==== Dataset excerpts
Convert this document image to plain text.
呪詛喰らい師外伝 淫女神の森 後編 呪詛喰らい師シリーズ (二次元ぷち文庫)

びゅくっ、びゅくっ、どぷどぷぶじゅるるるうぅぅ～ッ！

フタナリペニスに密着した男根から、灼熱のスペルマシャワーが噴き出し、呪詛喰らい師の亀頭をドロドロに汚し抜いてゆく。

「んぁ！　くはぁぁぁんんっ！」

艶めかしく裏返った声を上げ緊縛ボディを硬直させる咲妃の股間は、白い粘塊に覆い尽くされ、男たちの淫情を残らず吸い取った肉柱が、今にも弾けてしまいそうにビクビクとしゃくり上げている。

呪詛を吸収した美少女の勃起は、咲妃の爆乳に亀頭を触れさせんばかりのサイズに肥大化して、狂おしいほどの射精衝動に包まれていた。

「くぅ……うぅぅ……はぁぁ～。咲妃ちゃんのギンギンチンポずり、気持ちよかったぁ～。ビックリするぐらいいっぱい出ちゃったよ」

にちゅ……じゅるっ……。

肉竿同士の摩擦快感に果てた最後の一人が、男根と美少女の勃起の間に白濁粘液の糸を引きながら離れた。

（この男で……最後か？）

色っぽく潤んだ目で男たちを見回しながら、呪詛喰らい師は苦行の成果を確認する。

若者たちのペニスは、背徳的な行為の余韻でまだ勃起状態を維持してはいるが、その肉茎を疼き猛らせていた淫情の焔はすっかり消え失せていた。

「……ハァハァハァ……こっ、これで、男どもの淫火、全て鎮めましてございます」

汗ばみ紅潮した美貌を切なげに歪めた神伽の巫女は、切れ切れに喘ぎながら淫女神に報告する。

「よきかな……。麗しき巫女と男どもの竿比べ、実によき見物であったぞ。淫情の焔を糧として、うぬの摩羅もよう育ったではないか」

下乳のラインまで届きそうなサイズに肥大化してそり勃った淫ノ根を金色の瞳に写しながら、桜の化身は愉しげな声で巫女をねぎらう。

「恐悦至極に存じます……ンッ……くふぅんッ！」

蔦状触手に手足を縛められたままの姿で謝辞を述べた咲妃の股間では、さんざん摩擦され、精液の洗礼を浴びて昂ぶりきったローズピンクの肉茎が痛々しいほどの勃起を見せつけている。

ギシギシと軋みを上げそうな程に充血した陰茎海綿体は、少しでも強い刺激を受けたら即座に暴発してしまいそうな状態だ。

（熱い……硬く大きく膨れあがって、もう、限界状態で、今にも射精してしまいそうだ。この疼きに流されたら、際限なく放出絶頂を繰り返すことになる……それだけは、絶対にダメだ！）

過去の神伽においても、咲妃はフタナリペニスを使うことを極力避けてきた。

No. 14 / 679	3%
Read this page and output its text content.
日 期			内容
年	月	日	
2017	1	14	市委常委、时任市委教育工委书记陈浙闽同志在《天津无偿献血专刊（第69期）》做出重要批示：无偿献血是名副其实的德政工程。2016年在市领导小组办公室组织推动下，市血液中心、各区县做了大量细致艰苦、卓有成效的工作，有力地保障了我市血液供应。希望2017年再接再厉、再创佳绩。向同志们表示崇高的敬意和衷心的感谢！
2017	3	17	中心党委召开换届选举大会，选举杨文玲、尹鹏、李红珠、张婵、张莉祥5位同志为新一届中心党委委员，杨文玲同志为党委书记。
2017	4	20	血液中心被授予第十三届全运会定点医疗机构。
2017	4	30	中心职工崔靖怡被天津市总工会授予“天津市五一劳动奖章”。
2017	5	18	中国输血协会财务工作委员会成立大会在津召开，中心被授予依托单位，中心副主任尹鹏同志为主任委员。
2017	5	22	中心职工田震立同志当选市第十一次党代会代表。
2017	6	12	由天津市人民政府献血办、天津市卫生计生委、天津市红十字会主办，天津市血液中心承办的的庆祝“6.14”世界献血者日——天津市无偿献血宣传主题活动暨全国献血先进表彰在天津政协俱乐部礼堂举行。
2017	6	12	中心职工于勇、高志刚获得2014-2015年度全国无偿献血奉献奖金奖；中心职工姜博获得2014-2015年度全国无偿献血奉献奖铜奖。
========
In this exercise, repeat all entries exactly.

Convert this document image to plain text.
呪詛喰らい師外伝 淫女神の森 後編 呪詛喰らい師シリーズ (二次元ぷち文庫)

びゅくっ、びゅくっ、どぷどぷぶじゅるるるうぅぅ～ッ！

フタナリペニスに密着した男根から、灼熱のスペルマシャワーが噴き出し、呪詛喰らい師の亀頭をドロドロに汚し抜いてゆく。

「んぁ！　くはぁぁぁんんっ！」

艶めかしく裏返った声を上げ緊縛ボディを硬直させる咲妃の股間は、白い粘塊に覆い尽くされ、男たちの淫情を残らず吸い取った肉柱が、今にも弾けてしまいそうにビクビクとしゃくり上げている。

呪詛を吸収した美少女の勃起は、咲妃の爆乳に亀頭を触れさせんばかりのサイズに肥大化して、狂おしいほどの射精衝動に包まれていた。

「くぅ……うぅぅ……はぁぁ～。咲妃ちゃんのギンギンチンポずり、気持ちよかったぁ～。ビックリするぐらいいっぱい出ちゃったよ」

にちゅ……じゅるっ……。

肉竿同士の摩擦快感に果てた最後の一人が、男根と美少女の勃起の間に白濁粘液の糸を引きながら離れた。

（この男で……最後か？）

色っぽく潤んだ目で男たちを見回しながら、呪詛喰らい師は苦行の成果を確認する。

若者たちのペニスは、背徳的な行為の余韻でまだ勃起状態を維持してはいるが、その肉茎を疼き猛らせていた淫情の焔はすっかり消え失せていた。

「……ハァハァハァ……こっ、これで、男どもの淫火、全て鎮めましてございます」

汗ばみ紅潮した美貌を切なげに歪めた神伽の巫女は、切れ切れに喘ぎながら淫女神に報告する。

「よきかな……。麗しき巫女と男どもの竿比べ、実によき見物であったぞ。淫情の焔を糧として、うぬの摩羅もよう育ったではないか」

下乳のラインまで届きそうなサイズに肥大化してそり勃った淫ノ根を金色の瞳に写しながら、桜の化身は愉しげな声で巫女をねぎらう。

「恐悦至極に存じます……ンッ……くふぅんッ！」

蔦状触手に手足を縛められたままの姿で謝辞を述べた咲妃の股間では、さんざん摩擦され、精液の洗礼を浴びて昂ぶりきったローズピンクの肉茎が痛々しいほどの勃起を見せつけている。

ギシギシと軋みを上げそうな程に充血した陰茎海綿体は、少しでも強い刺激を受けたら即座に暴発してしまいそうな状態だ。

（熱い……硬く大きく膨れあがって、もう、限界状態で、今にも射精してしまいそうだ。この疼きに流されたら、際限なく放出絶頂を繰り返すことになる……それだけは、絶対にダメだ！）

過去の神伽においても、咲妃はフタナリペニスを使うことを極力避けてきた。

No. 14 / 679	3%
Read this page and output its text content.
日 期			内容
年	月	日	
2017	1	14	市委常委、时任市委教育工委书记陈浙闽同志在《天津无偿献血专刊（第69期）》做出重要批示：无偿献血是名副其实的德政工程。2016年在市领导小组办公室组织推动下，市血液中心、各区县做了大量细致艰苦、卓有成效的工作，有力地保障了我市血液供应。希望2017年再接再厉、再创佳绩。向同志们表示崇高的敬意和衷心的感谢！
2017	3	17	中心党委召开换届选举大会，选举杨文玲、尹鹏、李红珠、张婵、张莉祥5位同志为新一届中心党委委员，杨文玲同志为党委书记。
2017	4	20	血液中心被授予第十三届全运会定点医疗机构。
2017	4	30	中心职工崔靖怡被天津市总工会授予“天津市五一劳动奖章”。
2017	5	18	中国输血协会财务工作委员会成立大会在津召开，中心被授予依托单位，中心副主任尹鹏同志为主任委员。
2017	5	22	中心职工田震立同志当选市第十一次党代会代表。
2017	6	12	由天津市人民政府献血办、天津市卫生计生委、天津市红十字会主办，天津市血液中心承办的的庆祝“6.14”世界献血者日——天津市无偿献血宣传主题活动暨全国献血先进表彰在天津政协俱乐部礼堂举行。
2017	6	12	中心职工于勇、高志刚获得2014-2015年度全国无偿献血奉献奖金奖；中心职工姜博获得2014-2015年度全国无偿献血奉献奖铜奖。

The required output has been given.